Problem statement → Lines that hold the word "values" should be located and copied.

Supplied data →

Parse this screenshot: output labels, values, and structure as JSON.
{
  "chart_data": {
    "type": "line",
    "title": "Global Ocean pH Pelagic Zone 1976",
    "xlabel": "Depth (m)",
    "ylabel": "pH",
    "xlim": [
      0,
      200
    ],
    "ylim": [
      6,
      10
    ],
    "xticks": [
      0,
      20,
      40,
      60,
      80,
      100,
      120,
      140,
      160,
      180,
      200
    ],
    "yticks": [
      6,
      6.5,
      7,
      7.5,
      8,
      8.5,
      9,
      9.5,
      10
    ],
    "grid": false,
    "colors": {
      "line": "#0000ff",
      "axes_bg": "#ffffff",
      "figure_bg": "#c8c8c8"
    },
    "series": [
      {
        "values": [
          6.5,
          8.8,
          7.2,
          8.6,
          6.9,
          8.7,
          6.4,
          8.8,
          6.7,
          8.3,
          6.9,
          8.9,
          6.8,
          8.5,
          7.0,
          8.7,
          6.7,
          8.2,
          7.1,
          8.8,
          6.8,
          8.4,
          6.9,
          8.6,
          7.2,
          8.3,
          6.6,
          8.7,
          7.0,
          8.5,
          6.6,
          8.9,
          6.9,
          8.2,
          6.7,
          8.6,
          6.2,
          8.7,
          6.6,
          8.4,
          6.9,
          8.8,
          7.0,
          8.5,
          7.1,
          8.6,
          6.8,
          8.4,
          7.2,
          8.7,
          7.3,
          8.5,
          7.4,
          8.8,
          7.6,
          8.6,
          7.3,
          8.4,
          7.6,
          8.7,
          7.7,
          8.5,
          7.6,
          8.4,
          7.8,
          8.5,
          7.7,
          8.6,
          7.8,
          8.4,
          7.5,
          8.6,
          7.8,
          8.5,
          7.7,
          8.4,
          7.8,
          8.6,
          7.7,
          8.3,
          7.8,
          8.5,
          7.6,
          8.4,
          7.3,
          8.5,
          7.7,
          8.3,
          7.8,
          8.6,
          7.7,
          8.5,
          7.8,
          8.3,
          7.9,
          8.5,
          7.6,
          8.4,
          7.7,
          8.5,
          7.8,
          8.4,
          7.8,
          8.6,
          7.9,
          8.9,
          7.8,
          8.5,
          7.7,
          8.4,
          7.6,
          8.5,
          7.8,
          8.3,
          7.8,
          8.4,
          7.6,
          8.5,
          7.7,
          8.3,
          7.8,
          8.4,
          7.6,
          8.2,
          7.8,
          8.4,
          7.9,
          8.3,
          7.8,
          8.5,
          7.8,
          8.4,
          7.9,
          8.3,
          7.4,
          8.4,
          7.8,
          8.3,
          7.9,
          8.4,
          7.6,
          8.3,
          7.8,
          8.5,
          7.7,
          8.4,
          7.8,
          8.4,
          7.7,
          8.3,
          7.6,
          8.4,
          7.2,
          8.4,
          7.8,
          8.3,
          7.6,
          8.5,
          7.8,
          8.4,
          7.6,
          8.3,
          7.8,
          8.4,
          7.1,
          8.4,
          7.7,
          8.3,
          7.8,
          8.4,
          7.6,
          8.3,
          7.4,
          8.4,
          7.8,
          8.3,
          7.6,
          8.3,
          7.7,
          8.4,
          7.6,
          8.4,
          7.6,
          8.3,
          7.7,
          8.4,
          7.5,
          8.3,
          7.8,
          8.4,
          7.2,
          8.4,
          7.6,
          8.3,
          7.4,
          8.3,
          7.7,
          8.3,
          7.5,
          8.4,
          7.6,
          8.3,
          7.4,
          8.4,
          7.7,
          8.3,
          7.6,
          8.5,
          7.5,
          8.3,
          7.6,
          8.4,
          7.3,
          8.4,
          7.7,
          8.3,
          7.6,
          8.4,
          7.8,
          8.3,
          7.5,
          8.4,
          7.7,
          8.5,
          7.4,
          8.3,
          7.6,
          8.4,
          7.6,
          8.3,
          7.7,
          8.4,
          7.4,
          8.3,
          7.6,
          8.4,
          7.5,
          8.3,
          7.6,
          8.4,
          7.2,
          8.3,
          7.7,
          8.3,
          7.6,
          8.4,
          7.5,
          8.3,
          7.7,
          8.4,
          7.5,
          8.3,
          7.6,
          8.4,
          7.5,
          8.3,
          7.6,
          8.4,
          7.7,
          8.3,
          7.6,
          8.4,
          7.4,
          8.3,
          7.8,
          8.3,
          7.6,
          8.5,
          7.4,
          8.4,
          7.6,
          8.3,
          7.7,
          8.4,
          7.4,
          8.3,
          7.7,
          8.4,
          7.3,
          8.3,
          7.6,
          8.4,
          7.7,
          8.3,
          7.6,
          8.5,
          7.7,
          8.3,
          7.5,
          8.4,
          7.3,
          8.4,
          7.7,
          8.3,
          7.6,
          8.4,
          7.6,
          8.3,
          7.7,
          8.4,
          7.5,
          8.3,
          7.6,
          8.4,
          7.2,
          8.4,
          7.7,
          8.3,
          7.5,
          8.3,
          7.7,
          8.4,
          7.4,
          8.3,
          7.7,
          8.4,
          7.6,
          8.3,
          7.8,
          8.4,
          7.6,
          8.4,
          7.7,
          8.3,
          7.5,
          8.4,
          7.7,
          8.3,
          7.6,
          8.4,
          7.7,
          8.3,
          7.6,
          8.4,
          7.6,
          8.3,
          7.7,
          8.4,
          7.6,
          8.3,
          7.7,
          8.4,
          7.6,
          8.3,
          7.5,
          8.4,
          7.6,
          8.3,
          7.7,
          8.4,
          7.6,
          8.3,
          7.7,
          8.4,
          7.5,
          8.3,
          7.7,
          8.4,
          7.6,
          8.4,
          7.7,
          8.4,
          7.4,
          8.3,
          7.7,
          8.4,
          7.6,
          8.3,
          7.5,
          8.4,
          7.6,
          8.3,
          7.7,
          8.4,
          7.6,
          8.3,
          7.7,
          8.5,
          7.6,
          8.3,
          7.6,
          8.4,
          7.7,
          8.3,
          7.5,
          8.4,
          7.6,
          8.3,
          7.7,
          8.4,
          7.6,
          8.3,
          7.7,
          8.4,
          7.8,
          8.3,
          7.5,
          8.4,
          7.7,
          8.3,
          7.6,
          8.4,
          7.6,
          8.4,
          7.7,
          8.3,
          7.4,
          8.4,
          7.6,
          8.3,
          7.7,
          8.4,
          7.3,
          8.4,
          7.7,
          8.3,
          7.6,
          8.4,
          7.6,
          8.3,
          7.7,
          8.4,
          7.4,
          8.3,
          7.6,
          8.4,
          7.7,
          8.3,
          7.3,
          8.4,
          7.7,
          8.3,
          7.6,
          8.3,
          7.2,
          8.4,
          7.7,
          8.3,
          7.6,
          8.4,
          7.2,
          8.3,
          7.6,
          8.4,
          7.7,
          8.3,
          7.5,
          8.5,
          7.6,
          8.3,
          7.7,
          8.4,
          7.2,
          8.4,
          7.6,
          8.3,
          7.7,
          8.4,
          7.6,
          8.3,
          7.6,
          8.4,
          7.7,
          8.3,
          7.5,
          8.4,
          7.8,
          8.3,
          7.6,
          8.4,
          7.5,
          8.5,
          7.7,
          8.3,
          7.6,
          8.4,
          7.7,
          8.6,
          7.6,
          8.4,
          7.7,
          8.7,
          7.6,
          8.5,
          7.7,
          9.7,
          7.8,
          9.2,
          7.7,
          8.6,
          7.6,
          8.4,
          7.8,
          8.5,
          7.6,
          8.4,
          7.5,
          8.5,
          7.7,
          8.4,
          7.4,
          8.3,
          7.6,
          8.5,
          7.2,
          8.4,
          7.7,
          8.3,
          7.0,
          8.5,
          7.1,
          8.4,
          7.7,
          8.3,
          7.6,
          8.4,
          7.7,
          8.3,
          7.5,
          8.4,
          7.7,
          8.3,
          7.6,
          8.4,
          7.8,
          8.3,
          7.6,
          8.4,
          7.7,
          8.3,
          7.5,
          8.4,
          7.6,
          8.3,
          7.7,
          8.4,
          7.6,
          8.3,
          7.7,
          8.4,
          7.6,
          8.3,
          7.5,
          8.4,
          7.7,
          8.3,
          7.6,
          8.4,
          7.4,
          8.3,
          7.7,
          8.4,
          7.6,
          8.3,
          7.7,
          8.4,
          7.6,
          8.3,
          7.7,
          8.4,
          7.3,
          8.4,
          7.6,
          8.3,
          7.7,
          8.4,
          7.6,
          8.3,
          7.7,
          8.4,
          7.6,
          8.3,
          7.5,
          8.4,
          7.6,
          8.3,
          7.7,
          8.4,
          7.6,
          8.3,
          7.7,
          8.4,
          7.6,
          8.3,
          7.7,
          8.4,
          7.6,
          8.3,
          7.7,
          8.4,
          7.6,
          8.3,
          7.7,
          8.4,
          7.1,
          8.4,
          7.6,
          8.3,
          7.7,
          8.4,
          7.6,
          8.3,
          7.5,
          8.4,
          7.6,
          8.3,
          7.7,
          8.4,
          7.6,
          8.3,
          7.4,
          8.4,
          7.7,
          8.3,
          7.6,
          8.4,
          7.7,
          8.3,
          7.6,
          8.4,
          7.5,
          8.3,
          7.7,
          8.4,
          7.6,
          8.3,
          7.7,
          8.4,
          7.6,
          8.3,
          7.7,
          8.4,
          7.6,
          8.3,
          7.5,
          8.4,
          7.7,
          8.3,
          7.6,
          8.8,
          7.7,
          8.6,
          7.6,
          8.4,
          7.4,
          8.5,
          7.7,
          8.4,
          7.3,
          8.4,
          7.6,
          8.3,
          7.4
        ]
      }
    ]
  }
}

Worked solution →
Parse this screenshot: output labels, values, and structure as JSON.
        "values": [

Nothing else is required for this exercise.